(Data extracted from a collection)
####
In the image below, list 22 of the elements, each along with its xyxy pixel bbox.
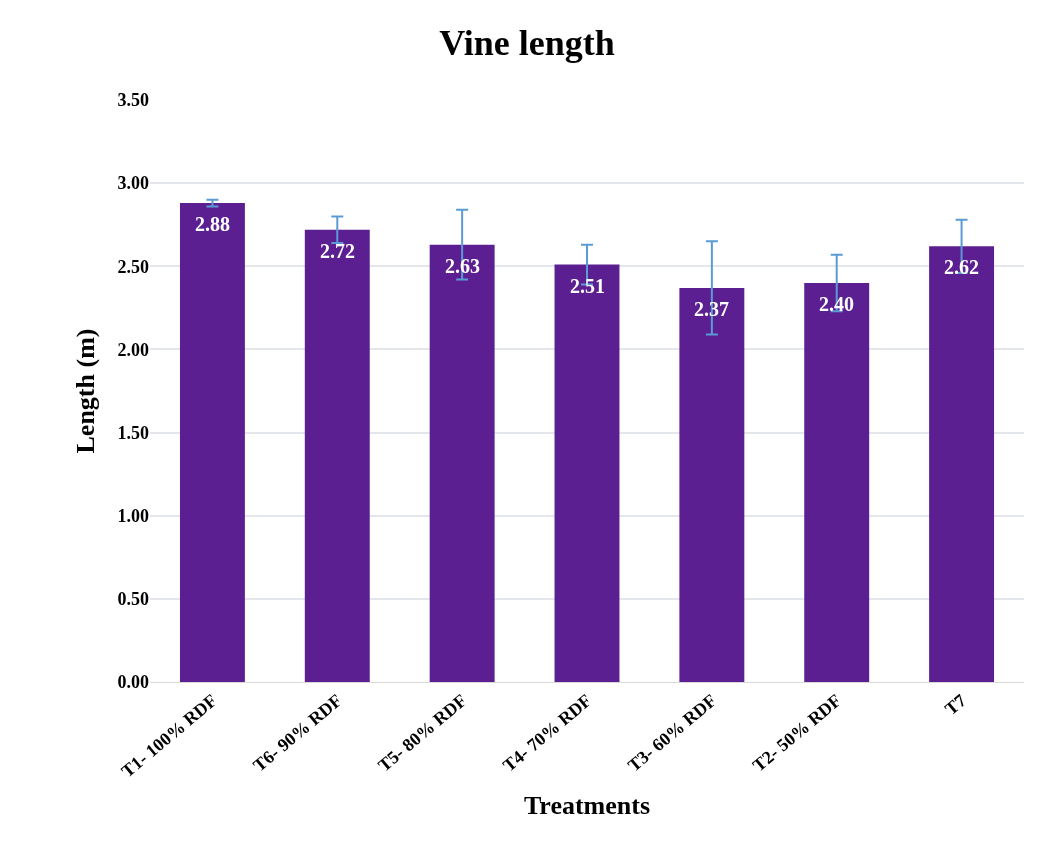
data-label: 2.51	[570, 275, 605, 297]
chart-title: Vine length	[439, 23, 615, 64]
y-tick-label: 3.50	[117, 90, 149, 111]
bar	[304, 229, 370, 682]
y-tick-label: 3.00	[117, 173, 149, 194]
y-tick-label: 1.50	[117, 422, 149, 443]
y-tick-label: 1.00	[117, 506, 149, 527]
x-tick-label: T7	[940, 690, 970, 720]
y-tick-label: 0.00	[117, 672, 149, 693]
data-label: 2.88	[195, 213, 230, 235]
bar	[679, 287, 745, 682]
y-tick-label: 0.50	[117, 589, 149, 610]
y-axis-title: Length (m)	[70, 328, 100, 454]
x-axis-title: Treatments	[523, 791, 651, 821]
bar	[179, 203, 245, 682]
y-tick-label: 2.00	[117, 339, 149, 360]
bar	[929, 246, 995, 682]
bar	[554, 264, 620, 682]
y-tick-label: 2.50	[117, 256, 149, 277]
bar	[429, 244, 495, 682]
data-label: 2.72	[320, 240, 355, 262]
bar	[804, 282, 870, 682]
####
TO BE DONE
Render each line of the records above as a JSON list of strings, one string per line, with blank lines omitted. Leave the pictures out.

THE RESULT
[
  "In the image below, list 22 of the elements, each along with its xyxy pixel bbox.",
  "data-label: 2.51\t[570, 275, 605, 297]",
  "chart-title: Vine length\t[439, 23, 615, 64]",
  "y-tick-label: 3.50\t[117, 90, 149, 111]",
  "bar\t[304, 229, 370, 682]",
  "y-tick-label: 3.00\t[117, 173, 149, 194]",
  "y-tick-label: 1.50\t[117, 422, 149, 443]",
  "y-tick-label: 1.00\t[117, 506, 149, 527]",
  "x-tick-label: T7\t[940, 690, 970, 720]",
  "y-tick-label: 0.00\t[117, 672, 149, 693]",
  "data-label: 2.88\t[195, 213, 230, 235]",
  "bar\t[679, 287, 745, 682]",
  "y-tick-label: 0.50\t[117, 589, 149, 610]",
  "y-axis-title: Length (m)\t[70, 328, 100, 454]",
  "x-axis-title: Treatments\t[523, 791, 651, 821]",
  "bar\t[179, 203, 245, 682]",
  "y-tick-label: 2.00\t[117, 339, 149, 360]",
  "bar\t[929, 246, 995, 682]",
  "bar\t[554, 264, 620, 682]",
  "y-tick-label: 2.50\t[117, 256, 149, 277]",
  "bar\t[429, 244, 495, 682]",
  "data-label: 2.72\t[320, 240, 355, 262]",
  "bar\t[804, 282, 870, 682]"
]